→ Exercise prompt
Below are some records. Pull every line that contains the word "popular".

# start of Material provided

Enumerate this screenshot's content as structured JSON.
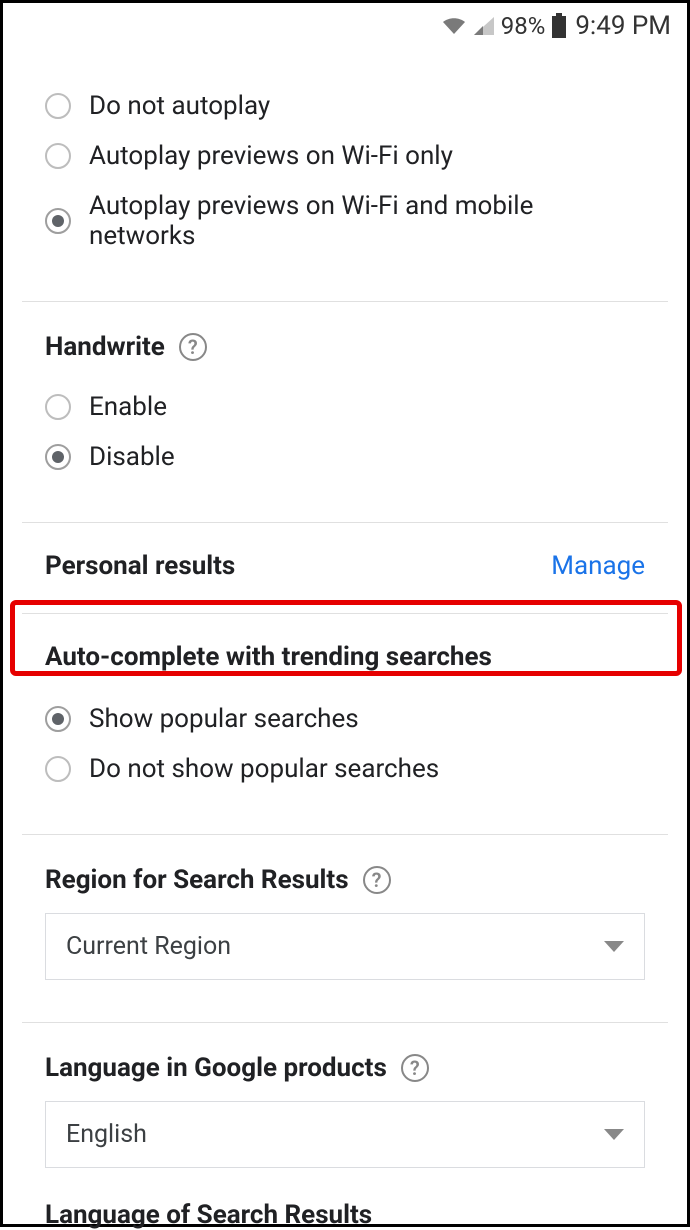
{
  "status": {
    "battery_pct": "98%",
    "time": "9:49 PM"
  },
  "autoplay": {
    "options": {
      "none": "Do not autoplay",
      "wifi": "Autoplay previews on Wi-Fi only",
      "all": "Autoplay previews on Wi-Fi and mobile networks"
    },
    "selected": "all"
  },
  "handwrite": {
    "title": "Handwrite",
    "options": {
      "enable": "Enable",
      "disable": "Disable"
    },
    "selected": "disable"
  },
  "personal": {
    "title": "Personal results",
    "manage": "Manage"
  },
  "autocomplete": {
    "title": "Auto-complete with trending searches",
    "options": {
      "show": "Show popular searches",
      "hide": "Do not show popular searches"
    },
    "selected": "show"
  },
  "region": {
    "title": "Region for Search Results",
    "selected": "Current Region"
  },
  "language_products": {
    "title": "Language in Google products",
    "selected": "English"
  },
  "language_results": {
    "title": "Language of Search Results"
  }
}
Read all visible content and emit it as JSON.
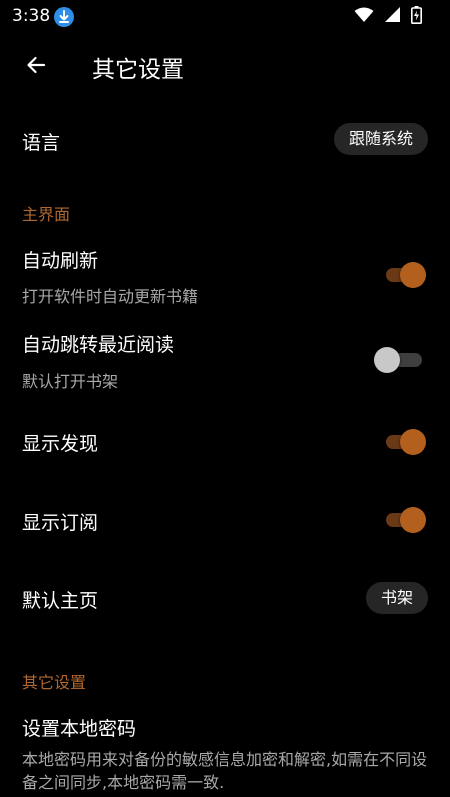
{
  "status_bar": {
    "time": "3:38",
    "download_icon": "download-icon",
    "wifi_icon": "wifi-icon",
    "signal_icon": "cell-signal-icon",
    "battery_icon": "battery-charging-icon"
  },
  "toolbar": {
    "back_icon": "arrow-left-icon",
    "title": "其它设置"
  },
  "language": {
    "title": "语言",
    "value": "跟随系统"
  },
  "sections": {
    "main_ui": "主界面",
    "other": "其它设置"
  },
  "auto_refresh": {
    "title": "自动刷新",
    "subtitle": "打开软件时自动更新书籍",
    "enabled": true
  },
  "auto_jump_recent": {
    "title": "自动跳转最近阅读",
    "subtitle": "默认打开书架",
    "enabled": false
  },
  "show_discover": {
    "title": "显示发现",
    "enabled": true
  },
  "show_subscription": {
    "title": "显示订阅",
    "enabled": true
  },
  "default_home": {
    "title": "默认主页",
    "value": "书架"
  },
  "local_password": {
    "title": "设置本地密码",
    "description": "本地密码用来对备份的敏感信息加密和解密,如需在不同设备之间同步,本地密码需一致."
  },
  "colors": {
    "accent": "#b3601f",
    "accent_track": "#6a3a17",
    "section_header": "#b06830",
    "background": "#000000",
    "chip_background": "#262626"
  }
}
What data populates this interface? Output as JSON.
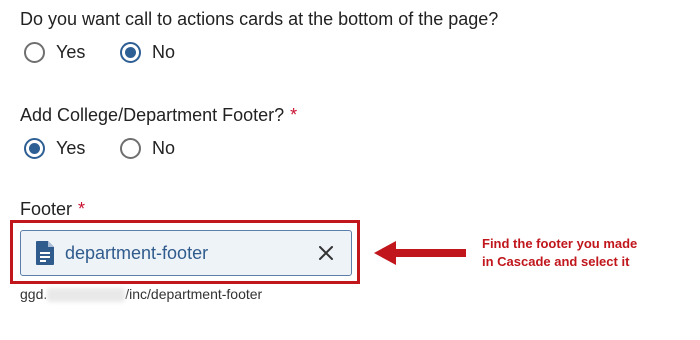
{
  "questions": {
    "cta": {
      "text": "Do you want call to actions cards at the bottom of the page?",
      "options": [
        {
          "label": "Yes",
          "selected": false
        },
        {
          "label": "No",
          "selected": true
        }
      ]
    },
    "footer_toggle": {
      "text": "Add College/Department Footer?",
      "required_mark": "*",
      "options": [
        {
          "label": "Yes",
          "selected": true
        },
        {
          "label": "No",
          "selected": false
        }
      ]
    },
    "footer": {
      "text": "Footer",
      "required_mark": "*"
    }
  },
  "picker": {
    "icon": "document-icon",
    "value": "department-footer",
    "clear_icon": "close-icon",
    "path_prefix": "ggd.",
    "path_suffix": "/inc/department-footer"
  },
  "annotation": {
    "line1": "Find the footer you made",
    "line2": "in Cascade and select it",
    "color": "#c0161c"
  },
  "colors": {
    "radio_selected": "#2e5f94",
    "link_text": "#2f5b8d",
    "required": "#c8102e"
  }
}
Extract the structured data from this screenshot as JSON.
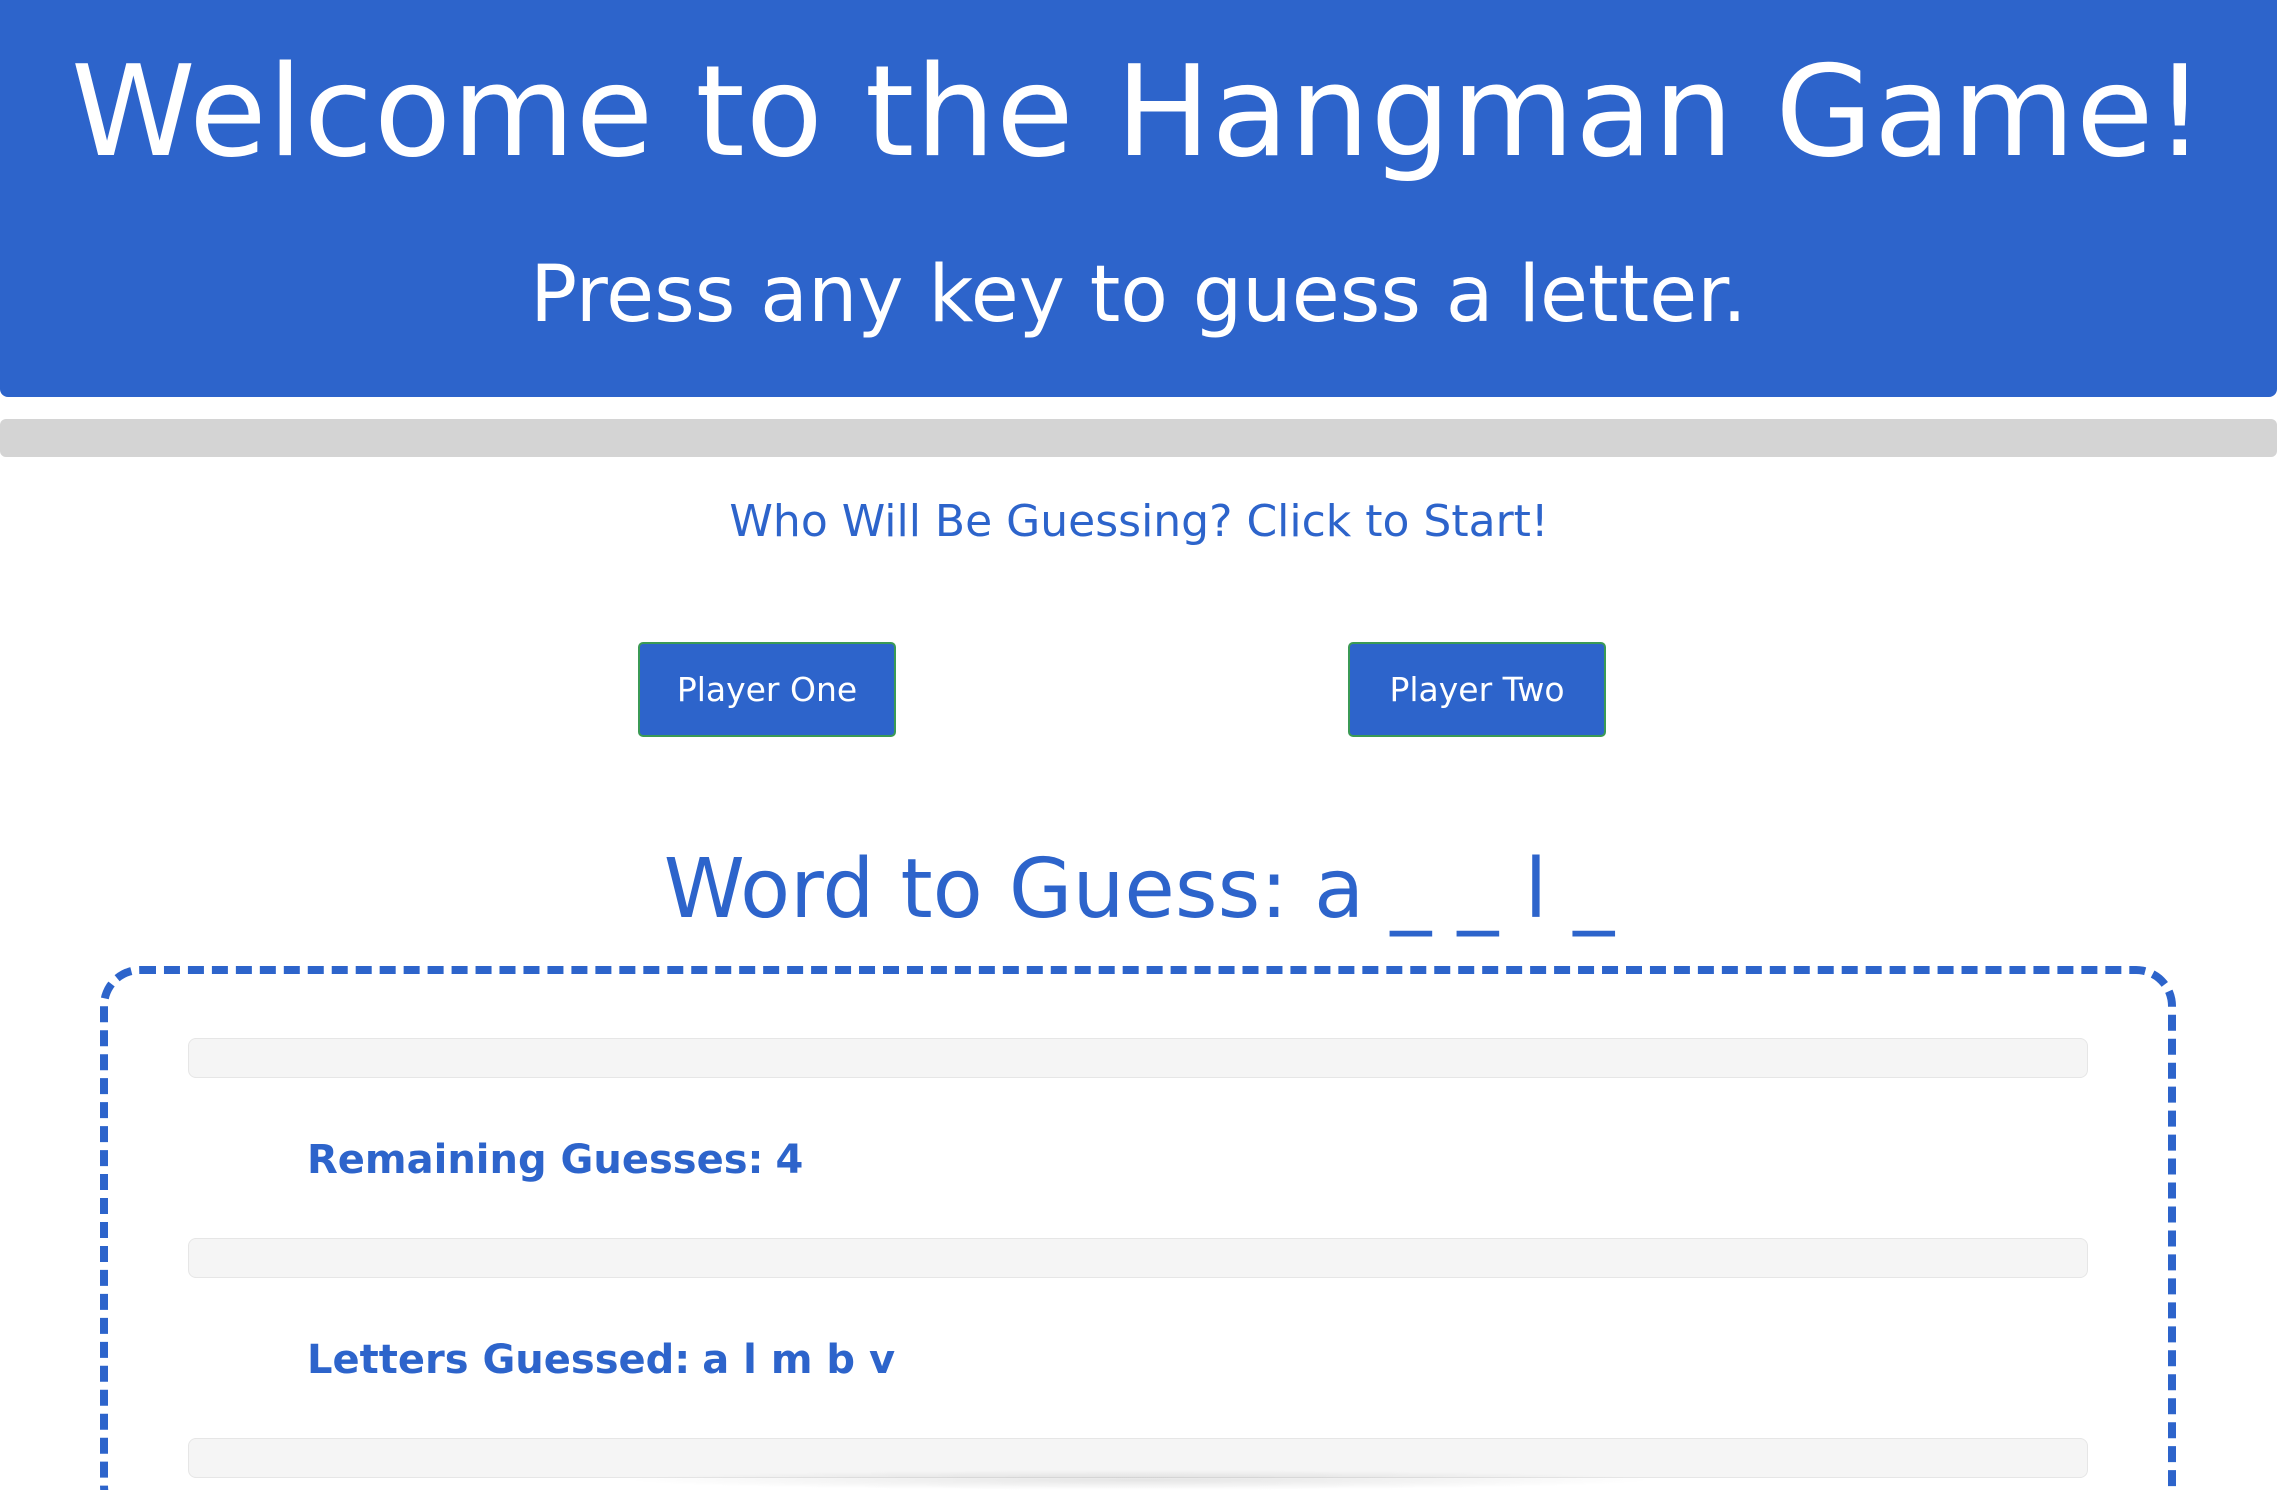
{
  "header": {
    "title": "Welcome to the Hangman Game!",
    "subtitle": "Press any key to guess a letter."
  },
  "prompt": "Who Will Be Guessing? Click to Start!",
  "players": {
    "one_label": "Player One",
    "two_label": "Player Two"
  },
  "word": {
    "label": "Word to Guess:",
    "display": "a _ _ l _"
  },
  "stats": {
    "remaining_label": "Remaining Guesses:",
    "remaining_value": "4",
    "letters_label": "Letters Guessed:",
    "letters_value": "a l m b v"
  },
  "colors": {
    "accent": "#2d64cb",
    "button_border": "#3b9a55",
    "divider": "#d4d4d4",
    "well": "#f5f5f5"
  }
}
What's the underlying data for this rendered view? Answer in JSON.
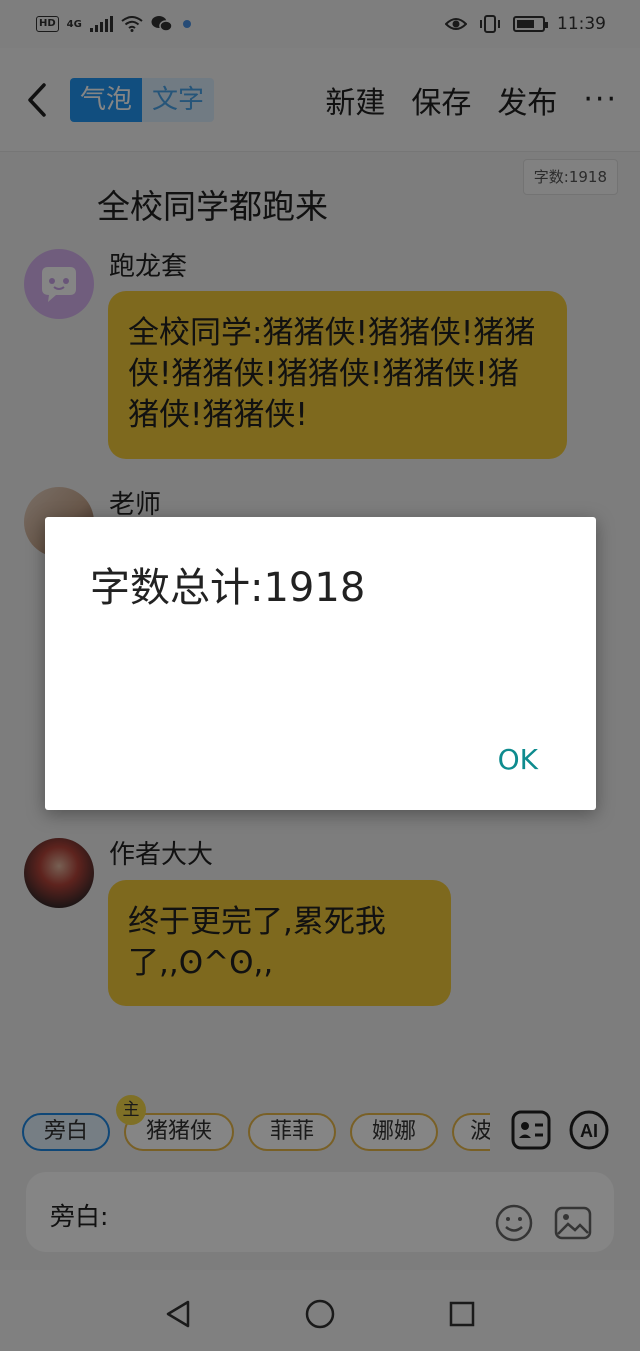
{
  "status_bar": {
    "network": "4G",
    "time": "11:39"
  },
  "top_bar": {
    "tab_bubble": "气泡",
    "tab_text": "文字",
    "new_label": "新建",
    "save_label": "保存",
    "publish_label": "发布",
    "more_label": "···"
  },
  "story": {
    "word_count_chip": "字数:1918",
    "title": "全校同学都跑来"
  },
  "messages": [
    {
      "name": "跑龙套",
      "text": "全校同学:猪猪侠!猪猪侠!猪猪侠!猪猪侠!猪猪侠!猪猪侠!猪猪侠!猪猪侠!"
    },
    {
      "name": "老师"
    },
    {
      "name": "作者大大",
      "text": "终于更完了,累死我了,,ʘ^ʘ,,"
    }
  ],
  "dialog": {
    "message": "字数总计:1918",
    "ok_label": "OK"
  },
  "roles": {
    "items": [
      "旁白",
      "猪猪侠",
      "菲菲",
      "娜娜",
      "波"
    ],
    "main_badge": "主",
    "selected_index": 0
  },
  "input": {
    "label": "旁白:"
  },
  "colors": {
    "accent": "#2196f3",
    "bubble": "#f1c93b",
    "dialog_button": "#0e8b8e"
  }
}
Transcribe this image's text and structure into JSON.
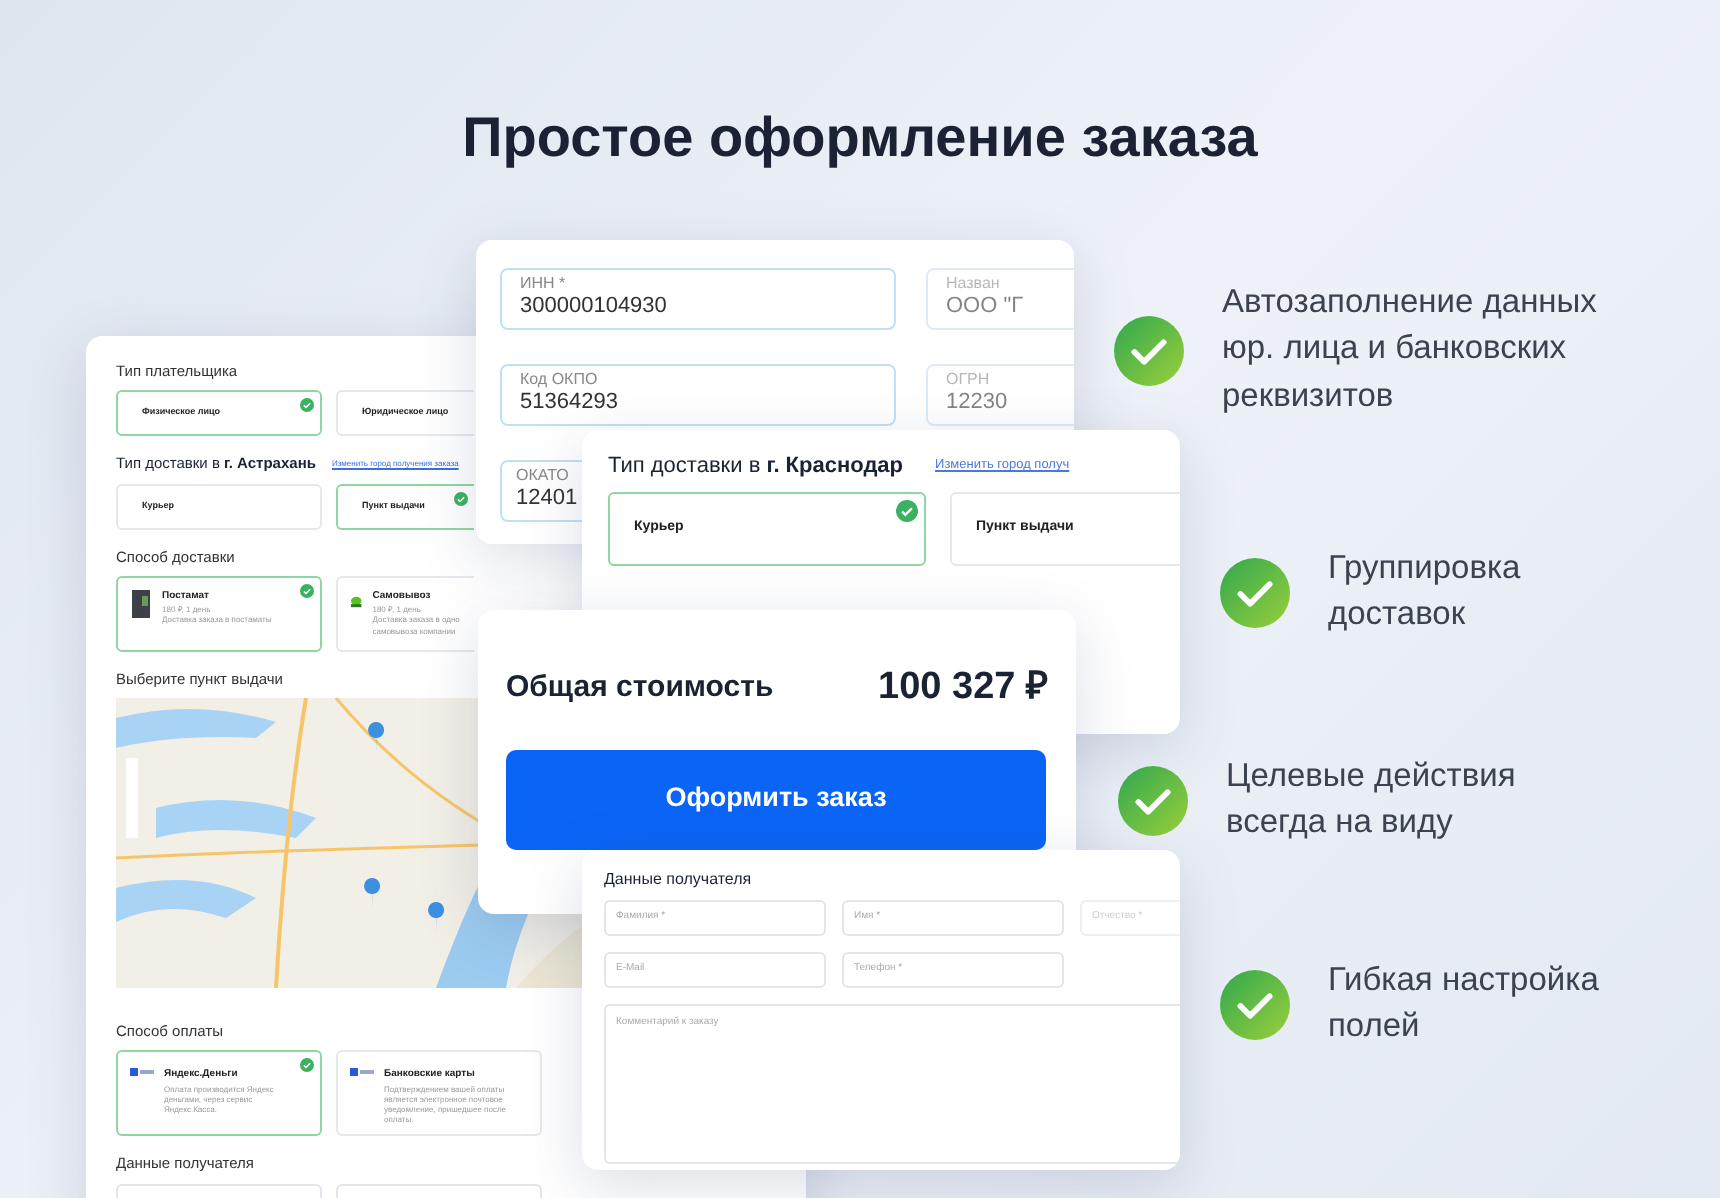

# end of Material provided

→ Task solution
      "show": "Show popular searches",
      "hide": "Do not show popular searches"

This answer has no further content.